Aim of the exercise: Work out how many lines contain "жалоб". Reply with the count alone.
##############################
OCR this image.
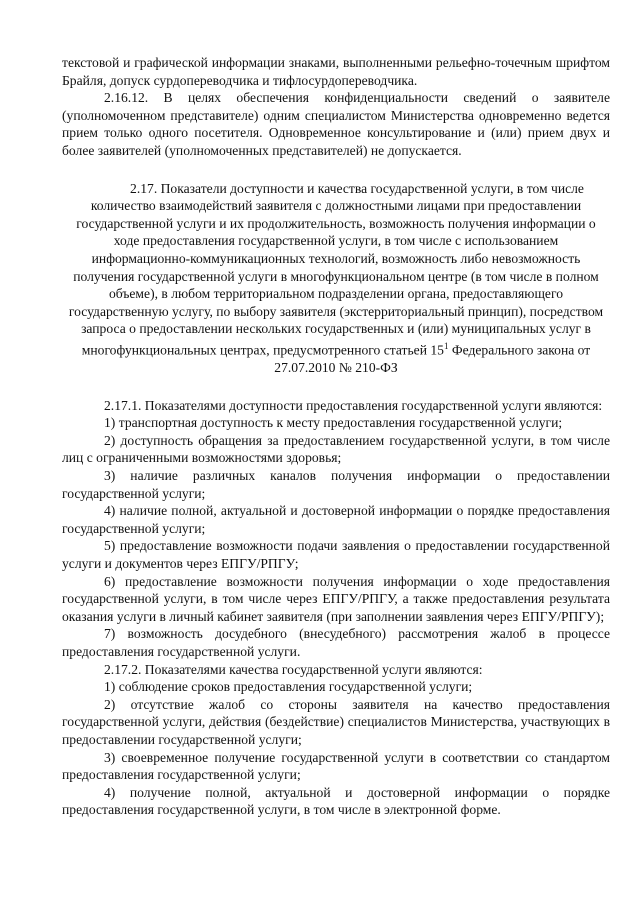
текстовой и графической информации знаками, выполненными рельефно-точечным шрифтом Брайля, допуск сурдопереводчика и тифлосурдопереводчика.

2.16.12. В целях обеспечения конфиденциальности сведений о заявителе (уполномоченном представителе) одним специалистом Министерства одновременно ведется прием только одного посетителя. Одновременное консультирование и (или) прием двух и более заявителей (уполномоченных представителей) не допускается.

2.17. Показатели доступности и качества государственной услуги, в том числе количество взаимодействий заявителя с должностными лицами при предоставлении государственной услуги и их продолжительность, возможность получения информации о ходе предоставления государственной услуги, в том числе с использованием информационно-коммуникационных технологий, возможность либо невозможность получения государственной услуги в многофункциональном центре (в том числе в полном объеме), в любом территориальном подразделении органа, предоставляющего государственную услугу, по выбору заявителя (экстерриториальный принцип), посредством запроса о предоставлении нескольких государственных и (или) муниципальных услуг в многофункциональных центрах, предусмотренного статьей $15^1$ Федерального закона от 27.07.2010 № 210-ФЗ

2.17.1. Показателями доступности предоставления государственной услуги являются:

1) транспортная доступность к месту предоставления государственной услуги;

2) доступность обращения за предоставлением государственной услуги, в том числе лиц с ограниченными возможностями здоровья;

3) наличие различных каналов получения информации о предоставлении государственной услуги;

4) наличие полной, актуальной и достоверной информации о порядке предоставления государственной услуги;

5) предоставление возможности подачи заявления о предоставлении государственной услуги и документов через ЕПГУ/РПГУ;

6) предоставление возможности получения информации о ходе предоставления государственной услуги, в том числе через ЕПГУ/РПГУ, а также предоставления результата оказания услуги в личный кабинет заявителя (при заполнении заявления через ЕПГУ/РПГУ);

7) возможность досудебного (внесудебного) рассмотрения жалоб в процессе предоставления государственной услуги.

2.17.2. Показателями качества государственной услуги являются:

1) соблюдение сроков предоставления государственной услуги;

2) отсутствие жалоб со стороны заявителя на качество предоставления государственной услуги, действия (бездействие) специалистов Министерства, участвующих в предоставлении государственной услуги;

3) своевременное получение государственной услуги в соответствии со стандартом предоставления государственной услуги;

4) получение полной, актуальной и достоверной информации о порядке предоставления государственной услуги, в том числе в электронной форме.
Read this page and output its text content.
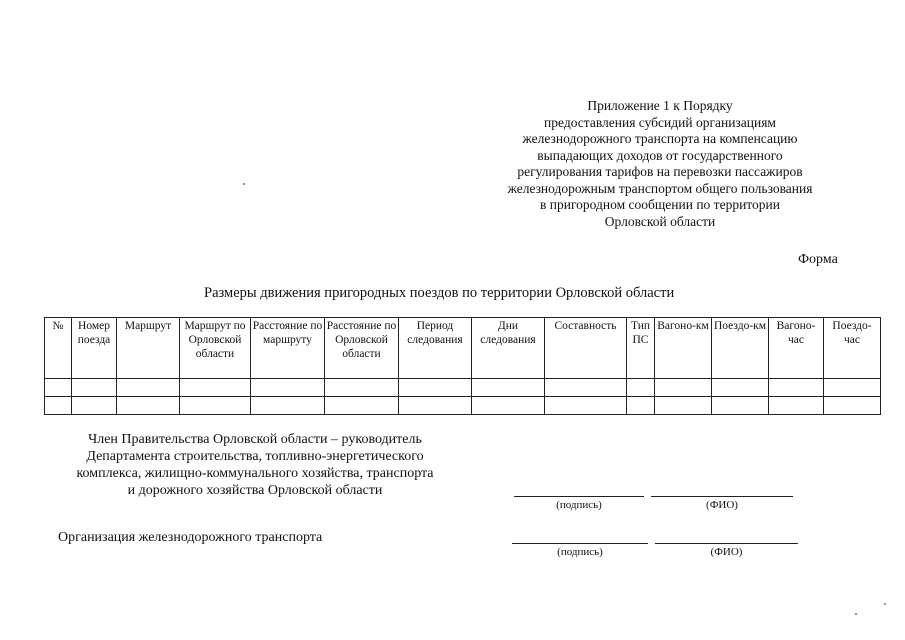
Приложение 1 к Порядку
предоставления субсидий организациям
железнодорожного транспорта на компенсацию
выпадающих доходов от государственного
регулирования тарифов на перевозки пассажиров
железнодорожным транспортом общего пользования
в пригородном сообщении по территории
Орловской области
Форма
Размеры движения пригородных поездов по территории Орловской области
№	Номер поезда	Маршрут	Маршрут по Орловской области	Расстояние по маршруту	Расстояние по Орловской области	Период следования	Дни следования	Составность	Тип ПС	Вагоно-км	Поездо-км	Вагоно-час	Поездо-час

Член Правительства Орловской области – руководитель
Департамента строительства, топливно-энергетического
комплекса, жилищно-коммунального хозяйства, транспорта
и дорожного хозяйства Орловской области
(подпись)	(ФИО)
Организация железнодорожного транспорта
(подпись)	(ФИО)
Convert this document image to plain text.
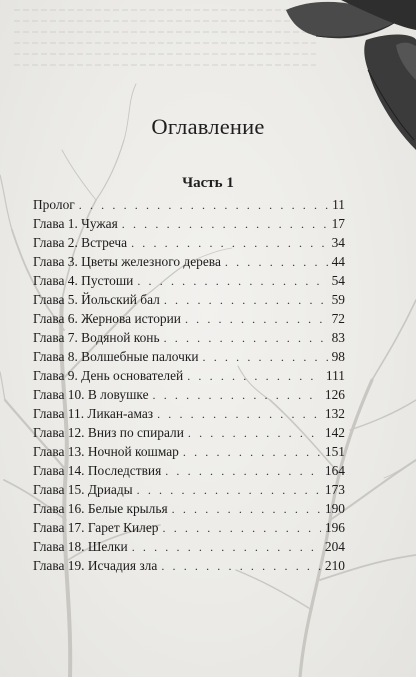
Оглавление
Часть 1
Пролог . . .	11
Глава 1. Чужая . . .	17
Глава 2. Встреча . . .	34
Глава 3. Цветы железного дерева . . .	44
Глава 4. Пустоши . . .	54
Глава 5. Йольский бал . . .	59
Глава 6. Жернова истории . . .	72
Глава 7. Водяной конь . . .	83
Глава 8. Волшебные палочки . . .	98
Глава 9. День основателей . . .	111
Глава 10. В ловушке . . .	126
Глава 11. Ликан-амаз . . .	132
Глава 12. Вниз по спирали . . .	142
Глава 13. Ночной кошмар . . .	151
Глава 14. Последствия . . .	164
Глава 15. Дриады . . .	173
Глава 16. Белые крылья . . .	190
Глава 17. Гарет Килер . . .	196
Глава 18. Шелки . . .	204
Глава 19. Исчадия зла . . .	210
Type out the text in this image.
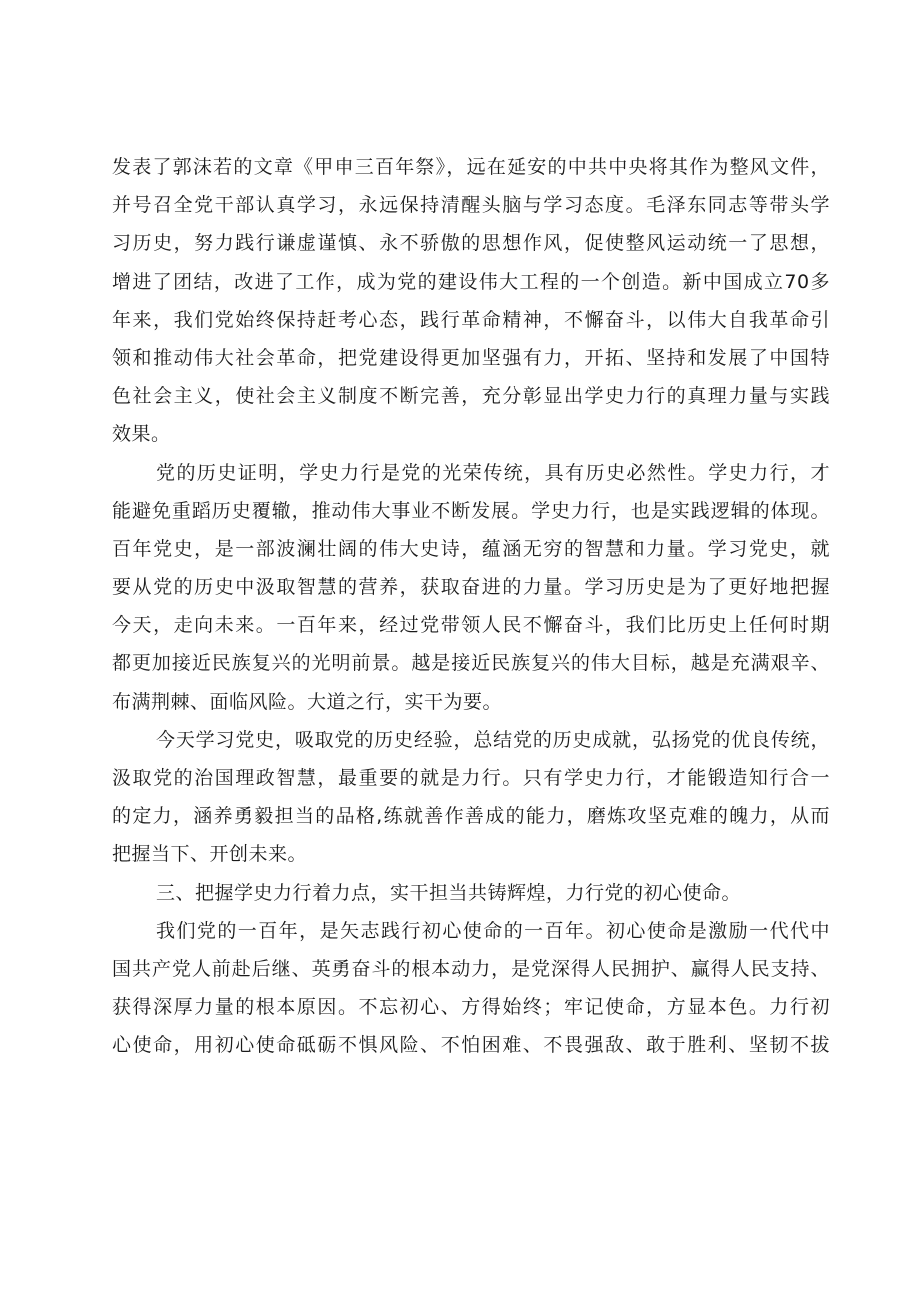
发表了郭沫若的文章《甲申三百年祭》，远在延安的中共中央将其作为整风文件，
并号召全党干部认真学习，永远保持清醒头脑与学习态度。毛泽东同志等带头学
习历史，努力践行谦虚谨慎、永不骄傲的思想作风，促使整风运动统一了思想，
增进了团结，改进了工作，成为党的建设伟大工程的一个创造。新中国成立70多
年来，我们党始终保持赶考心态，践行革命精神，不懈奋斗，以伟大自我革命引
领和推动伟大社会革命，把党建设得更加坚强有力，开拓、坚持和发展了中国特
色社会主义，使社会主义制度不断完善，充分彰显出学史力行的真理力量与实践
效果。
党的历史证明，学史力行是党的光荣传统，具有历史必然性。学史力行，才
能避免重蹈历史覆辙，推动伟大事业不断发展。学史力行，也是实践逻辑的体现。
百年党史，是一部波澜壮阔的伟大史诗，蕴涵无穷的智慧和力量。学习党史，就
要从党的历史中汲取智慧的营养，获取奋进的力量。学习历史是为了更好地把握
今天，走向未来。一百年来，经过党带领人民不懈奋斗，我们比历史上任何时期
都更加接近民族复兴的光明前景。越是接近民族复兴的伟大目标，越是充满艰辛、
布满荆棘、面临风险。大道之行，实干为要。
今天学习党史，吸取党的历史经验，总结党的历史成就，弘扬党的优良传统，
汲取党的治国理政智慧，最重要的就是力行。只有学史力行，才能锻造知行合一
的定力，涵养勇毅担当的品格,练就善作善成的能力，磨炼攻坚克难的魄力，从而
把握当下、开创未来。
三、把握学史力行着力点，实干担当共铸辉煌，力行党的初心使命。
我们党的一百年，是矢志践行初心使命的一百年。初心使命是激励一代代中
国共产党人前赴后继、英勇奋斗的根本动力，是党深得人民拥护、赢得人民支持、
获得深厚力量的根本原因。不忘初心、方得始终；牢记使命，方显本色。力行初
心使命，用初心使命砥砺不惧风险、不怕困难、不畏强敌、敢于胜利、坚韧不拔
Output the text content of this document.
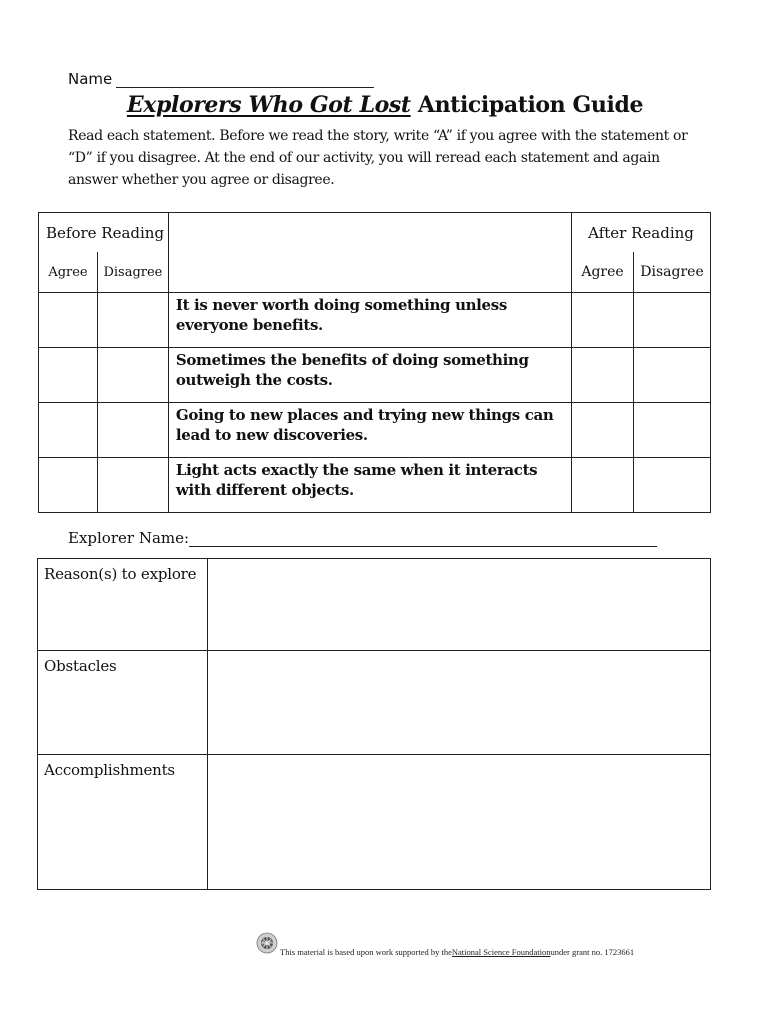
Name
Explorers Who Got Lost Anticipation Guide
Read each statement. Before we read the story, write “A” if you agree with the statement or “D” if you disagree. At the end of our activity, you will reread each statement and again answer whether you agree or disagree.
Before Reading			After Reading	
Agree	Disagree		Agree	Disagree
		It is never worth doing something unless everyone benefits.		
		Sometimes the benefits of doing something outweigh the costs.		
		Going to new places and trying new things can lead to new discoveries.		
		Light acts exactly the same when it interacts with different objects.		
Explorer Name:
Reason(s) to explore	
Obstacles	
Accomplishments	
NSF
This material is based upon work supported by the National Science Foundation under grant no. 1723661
##############################
Response below: 2